### WHAT THIS TASK INVOLVES
Find the lines of data that contain the string "monsoon", then list them.

Saved data entries:
━━━━━━━━━━━━━━━━━━━━

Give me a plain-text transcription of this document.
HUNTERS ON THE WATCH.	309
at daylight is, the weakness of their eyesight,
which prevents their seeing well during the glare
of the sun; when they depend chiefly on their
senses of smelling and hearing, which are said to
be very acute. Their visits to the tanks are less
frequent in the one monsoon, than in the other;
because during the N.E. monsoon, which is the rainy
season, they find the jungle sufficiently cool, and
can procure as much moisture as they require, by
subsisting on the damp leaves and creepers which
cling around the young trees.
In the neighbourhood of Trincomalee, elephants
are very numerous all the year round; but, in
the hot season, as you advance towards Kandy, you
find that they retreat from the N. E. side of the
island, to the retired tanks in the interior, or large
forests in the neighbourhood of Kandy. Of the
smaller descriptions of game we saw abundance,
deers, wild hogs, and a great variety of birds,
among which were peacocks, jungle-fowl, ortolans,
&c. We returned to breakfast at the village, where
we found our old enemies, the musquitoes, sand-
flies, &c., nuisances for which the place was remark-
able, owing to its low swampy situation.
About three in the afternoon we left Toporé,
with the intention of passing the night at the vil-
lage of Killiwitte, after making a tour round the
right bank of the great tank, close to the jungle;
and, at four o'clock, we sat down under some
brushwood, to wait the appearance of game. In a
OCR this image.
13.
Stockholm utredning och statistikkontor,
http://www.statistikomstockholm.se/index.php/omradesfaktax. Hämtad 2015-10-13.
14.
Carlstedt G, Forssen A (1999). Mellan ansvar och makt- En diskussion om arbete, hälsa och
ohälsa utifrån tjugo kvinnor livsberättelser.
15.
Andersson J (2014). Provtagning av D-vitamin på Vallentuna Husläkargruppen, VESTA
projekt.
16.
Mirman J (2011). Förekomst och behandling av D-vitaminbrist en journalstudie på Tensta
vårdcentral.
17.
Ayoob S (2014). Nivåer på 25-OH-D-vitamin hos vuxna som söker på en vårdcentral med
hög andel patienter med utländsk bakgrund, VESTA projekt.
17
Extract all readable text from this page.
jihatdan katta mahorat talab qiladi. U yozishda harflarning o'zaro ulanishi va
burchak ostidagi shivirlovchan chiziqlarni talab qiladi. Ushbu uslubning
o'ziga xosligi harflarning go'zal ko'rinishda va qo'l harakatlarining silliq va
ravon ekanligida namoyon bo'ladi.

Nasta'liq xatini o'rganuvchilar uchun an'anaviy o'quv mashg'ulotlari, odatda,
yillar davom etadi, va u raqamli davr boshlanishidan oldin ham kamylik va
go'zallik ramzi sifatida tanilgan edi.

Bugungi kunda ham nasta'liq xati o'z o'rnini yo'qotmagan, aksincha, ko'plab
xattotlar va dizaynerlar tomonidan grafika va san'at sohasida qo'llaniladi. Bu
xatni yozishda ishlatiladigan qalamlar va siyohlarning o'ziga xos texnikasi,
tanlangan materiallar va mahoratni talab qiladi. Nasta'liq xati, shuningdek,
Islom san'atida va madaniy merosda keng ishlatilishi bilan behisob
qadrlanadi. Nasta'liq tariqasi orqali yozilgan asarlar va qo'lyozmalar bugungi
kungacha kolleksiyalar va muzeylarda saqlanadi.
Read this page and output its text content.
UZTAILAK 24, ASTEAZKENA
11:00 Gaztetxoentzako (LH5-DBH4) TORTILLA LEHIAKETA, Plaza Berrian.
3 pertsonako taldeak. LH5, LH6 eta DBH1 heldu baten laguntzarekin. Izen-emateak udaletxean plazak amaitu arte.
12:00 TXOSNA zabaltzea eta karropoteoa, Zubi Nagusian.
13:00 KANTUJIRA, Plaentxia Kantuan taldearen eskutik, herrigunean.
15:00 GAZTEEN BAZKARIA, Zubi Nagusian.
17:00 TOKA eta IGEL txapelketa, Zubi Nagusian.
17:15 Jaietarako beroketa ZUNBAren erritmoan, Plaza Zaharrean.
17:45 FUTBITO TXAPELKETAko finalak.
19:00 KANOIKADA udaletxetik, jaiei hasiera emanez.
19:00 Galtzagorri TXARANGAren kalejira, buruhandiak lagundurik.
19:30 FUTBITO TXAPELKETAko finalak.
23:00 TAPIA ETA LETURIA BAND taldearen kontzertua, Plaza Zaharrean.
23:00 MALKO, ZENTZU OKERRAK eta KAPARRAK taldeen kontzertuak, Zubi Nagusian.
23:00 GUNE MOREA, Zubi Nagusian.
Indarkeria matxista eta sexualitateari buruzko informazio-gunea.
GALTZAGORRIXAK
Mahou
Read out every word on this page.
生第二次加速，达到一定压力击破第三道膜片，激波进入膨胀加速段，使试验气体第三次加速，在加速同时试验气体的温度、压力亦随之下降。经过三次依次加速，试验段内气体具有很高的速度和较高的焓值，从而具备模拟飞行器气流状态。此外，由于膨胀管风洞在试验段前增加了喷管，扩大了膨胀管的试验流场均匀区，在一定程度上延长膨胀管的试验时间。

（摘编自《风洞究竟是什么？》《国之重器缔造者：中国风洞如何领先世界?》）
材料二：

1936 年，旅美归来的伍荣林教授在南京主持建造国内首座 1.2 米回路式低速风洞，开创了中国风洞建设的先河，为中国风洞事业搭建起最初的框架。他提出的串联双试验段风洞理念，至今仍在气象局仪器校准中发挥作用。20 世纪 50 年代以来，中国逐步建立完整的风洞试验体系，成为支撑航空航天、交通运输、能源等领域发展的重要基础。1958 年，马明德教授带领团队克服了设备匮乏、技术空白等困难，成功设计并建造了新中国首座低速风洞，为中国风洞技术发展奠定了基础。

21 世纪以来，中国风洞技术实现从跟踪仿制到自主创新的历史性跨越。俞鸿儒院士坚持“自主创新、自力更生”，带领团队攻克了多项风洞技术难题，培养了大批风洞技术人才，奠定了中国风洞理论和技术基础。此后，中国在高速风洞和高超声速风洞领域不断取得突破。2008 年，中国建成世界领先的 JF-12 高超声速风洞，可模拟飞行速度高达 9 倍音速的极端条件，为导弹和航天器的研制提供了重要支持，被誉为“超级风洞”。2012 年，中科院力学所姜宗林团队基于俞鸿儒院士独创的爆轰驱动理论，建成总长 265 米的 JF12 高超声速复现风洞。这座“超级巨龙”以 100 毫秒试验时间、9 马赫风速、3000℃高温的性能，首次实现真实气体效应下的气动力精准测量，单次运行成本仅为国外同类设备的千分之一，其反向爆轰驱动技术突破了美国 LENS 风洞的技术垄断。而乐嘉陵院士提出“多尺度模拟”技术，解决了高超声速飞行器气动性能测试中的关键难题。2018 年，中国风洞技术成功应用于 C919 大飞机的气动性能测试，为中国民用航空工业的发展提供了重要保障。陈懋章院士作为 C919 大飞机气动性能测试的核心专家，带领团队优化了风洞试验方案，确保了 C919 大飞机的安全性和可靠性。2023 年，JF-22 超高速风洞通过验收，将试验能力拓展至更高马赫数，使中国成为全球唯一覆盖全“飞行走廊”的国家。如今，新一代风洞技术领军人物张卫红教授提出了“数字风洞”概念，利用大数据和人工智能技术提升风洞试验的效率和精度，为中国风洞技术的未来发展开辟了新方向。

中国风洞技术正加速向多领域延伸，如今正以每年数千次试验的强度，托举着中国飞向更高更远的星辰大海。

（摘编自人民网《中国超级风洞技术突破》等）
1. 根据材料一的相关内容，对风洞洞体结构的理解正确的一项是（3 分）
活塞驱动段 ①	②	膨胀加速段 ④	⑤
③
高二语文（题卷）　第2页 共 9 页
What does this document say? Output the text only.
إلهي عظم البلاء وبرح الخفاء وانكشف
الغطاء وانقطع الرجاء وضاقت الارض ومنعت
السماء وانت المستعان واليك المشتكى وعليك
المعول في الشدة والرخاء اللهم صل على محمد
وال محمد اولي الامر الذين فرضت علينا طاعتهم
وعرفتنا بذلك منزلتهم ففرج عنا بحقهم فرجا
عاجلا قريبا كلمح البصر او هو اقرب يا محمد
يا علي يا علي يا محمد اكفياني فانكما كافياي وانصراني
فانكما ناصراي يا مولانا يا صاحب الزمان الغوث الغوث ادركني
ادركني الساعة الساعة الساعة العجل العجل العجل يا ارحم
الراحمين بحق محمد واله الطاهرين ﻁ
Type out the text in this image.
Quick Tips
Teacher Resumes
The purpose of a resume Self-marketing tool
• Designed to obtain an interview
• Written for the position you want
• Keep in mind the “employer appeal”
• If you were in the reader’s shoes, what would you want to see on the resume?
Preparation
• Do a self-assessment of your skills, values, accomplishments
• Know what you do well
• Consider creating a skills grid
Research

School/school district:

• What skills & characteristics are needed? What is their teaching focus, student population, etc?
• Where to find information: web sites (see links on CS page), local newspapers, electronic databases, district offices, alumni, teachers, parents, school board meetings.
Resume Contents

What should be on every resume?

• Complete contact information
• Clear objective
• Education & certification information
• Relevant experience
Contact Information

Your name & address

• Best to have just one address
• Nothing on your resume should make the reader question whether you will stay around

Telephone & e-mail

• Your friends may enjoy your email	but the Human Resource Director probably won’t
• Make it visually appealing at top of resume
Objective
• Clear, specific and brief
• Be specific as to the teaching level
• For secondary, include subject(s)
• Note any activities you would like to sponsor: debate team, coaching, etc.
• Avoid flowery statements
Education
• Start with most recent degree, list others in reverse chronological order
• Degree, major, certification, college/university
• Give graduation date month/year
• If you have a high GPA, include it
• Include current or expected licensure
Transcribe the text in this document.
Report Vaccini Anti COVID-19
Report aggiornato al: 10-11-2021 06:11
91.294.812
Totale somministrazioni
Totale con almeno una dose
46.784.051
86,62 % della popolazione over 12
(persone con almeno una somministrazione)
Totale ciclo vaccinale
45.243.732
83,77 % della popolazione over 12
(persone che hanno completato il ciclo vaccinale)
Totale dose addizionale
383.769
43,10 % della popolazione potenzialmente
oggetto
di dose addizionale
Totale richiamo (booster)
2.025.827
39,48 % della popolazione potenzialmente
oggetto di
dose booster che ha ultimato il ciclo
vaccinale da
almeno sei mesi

━━━━━━━━━━━━━━━━━━━━

### FULL SOLUTION
frequent in the one monsoon, than in the other;
because during the N.E. monsoon, which is the rainy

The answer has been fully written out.